### [DATA SHOWN]
────────────────────────────────────────

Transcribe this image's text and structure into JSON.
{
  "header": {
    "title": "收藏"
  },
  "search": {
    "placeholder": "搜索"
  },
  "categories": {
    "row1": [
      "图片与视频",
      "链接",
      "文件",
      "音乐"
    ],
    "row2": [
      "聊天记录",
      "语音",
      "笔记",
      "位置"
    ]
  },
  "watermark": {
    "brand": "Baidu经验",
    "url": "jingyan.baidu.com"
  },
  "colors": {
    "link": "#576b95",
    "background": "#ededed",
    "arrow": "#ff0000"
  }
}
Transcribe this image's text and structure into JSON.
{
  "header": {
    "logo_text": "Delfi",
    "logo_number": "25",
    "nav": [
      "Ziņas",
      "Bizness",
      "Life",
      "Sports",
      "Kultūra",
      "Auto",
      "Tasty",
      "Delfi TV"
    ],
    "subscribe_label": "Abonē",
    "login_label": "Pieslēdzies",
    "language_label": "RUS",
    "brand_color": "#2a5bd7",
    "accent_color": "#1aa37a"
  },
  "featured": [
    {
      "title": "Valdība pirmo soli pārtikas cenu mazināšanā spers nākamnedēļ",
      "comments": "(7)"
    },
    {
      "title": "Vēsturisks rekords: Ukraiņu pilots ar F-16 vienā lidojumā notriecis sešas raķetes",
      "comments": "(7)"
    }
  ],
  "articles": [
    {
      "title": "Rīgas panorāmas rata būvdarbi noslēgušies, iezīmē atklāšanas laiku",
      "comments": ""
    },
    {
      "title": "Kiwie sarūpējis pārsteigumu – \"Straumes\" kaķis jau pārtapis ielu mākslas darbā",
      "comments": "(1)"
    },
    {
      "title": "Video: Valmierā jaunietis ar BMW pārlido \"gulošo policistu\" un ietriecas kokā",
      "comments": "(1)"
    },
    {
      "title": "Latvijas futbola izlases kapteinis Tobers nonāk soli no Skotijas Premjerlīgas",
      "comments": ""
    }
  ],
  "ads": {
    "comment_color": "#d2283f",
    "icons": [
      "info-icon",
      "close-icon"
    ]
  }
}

────────────────────────────────────────

### [EXERCISE GOAL]
Reply with one number only: how many lines of the listing hold "soli"?

### [ANSWER TO THIS TASK]
2